> _What is expected_:
Each line of the listing that contains the word "this" is to be copied.

> _Supplied data_:
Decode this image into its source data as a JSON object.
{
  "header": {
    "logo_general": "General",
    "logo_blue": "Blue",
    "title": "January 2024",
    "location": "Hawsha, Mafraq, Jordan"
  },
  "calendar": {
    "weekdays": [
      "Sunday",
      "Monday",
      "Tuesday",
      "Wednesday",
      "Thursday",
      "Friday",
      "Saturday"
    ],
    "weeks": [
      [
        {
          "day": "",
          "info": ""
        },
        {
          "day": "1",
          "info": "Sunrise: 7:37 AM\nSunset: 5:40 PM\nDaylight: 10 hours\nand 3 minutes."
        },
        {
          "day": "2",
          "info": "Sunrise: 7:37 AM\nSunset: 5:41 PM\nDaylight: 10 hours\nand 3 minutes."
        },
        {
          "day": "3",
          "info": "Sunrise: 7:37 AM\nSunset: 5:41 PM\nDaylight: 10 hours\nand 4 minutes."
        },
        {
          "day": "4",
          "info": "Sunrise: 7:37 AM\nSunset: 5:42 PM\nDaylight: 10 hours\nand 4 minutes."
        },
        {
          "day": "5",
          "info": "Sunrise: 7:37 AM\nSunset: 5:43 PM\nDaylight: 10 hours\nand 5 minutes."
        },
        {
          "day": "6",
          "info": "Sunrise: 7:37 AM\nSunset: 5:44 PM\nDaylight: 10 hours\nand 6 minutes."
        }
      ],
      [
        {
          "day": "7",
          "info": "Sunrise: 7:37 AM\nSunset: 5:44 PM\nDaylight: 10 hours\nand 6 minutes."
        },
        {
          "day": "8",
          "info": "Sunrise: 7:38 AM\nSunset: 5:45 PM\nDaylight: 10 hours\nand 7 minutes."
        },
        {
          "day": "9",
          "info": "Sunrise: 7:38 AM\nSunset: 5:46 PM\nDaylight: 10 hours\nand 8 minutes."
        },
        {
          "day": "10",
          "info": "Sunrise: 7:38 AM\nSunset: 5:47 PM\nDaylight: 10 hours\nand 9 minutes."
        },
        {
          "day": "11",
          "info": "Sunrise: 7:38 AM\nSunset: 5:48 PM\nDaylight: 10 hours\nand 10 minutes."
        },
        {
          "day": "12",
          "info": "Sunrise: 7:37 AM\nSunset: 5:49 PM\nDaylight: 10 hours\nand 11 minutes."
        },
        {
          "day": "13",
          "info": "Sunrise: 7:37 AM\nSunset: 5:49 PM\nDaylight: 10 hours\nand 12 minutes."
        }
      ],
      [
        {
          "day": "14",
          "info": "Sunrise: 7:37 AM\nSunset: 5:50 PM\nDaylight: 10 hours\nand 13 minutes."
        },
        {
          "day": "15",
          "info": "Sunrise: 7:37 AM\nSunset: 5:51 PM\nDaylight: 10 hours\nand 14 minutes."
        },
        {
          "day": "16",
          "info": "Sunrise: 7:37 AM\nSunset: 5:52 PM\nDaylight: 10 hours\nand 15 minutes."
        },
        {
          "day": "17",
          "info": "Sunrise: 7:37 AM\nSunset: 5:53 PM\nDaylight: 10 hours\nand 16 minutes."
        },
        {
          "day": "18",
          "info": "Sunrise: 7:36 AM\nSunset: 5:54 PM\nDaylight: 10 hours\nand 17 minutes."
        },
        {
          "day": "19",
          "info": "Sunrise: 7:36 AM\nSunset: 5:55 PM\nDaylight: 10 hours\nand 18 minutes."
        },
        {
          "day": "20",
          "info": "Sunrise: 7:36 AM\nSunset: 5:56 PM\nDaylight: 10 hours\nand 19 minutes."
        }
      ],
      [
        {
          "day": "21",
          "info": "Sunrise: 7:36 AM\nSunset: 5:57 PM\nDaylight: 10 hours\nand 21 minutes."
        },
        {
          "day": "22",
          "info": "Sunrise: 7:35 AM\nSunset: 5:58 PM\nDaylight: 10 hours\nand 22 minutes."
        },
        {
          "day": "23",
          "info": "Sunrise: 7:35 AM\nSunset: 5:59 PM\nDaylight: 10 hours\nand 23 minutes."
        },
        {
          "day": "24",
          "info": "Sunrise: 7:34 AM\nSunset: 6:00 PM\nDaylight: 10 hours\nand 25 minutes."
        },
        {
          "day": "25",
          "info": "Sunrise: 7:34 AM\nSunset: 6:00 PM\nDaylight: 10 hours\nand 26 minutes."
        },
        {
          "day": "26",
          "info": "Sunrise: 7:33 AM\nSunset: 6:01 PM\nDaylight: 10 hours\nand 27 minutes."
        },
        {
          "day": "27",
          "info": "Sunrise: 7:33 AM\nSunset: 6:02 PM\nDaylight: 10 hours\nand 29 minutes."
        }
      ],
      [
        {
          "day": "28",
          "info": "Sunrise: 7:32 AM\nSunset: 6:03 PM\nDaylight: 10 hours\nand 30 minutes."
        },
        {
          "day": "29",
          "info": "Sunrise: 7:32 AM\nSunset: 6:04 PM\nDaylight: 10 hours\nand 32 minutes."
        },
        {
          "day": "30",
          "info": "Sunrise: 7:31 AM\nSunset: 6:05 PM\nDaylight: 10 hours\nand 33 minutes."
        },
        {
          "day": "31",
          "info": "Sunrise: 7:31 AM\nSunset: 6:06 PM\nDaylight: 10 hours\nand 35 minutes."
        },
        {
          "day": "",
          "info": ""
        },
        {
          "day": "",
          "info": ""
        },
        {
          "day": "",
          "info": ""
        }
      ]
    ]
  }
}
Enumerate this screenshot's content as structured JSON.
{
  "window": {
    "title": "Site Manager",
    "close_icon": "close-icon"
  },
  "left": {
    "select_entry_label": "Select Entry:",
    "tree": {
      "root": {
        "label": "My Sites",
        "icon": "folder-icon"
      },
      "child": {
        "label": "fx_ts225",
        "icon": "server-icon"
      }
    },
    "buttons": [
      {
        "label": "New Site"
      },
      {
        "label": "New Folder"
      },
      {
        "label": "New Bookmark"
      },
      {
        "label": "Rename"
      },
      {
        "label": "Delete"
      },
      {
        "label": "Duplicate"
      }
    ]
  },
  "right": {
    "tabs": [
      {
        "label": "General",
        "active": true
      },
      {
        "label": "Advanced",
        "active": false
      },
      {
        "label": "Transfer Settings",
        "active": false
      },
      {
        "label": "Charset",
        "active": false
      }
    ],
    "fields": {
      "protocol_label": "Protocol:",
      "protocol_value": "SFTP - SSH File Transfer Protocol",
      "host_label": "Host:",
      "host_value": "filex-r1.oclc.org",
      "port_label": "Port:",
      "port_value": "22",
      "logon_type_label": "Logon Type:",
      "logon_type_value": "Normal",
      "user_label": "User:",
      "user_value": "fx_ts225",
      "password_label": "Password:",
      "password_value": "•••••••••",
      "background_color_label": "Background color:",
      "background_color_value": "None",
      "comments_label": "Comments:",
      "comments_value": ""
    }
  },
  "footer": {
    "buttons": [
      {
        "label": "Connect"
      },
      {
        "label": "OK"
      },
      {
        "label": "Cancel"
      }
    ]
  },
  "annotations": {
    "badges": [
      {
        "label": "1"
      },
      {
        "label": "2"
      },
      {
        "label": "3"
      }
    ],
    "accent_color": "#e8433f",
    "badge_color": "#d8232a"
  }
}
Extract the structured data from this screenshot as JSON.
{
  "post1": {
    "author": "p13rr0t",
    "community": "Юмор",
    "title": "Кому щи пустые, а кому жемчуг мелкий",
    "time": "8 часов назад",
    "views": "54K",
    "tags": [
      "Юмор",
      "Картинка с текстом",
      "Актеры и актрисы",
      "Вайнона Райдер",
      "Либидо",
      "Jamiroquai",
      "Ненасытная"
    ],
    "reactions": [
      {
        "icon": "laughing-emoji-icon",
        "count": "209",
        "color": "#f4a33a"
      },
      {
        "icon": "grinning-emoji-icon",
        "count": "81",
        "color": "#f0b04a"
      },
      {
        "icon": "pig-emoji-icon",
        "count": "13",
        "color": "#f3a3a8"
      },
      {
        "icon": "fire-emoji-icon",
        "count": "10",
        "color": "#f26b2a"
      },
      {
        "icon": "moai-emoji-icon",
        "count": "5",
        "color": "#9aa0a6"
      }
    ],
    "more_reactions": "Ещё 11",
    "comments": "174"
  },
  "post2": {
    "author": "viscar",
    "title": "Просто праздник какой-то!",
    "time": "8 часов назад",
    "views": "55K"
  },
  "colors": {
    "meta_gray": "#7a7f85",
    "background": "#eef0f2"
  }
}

> _Exercise answer_:
Decode this image into its source data as a JSON object.
Enumerate this screenshot's content as structured JSON.
Extract the structured data from this screenshot as JSON.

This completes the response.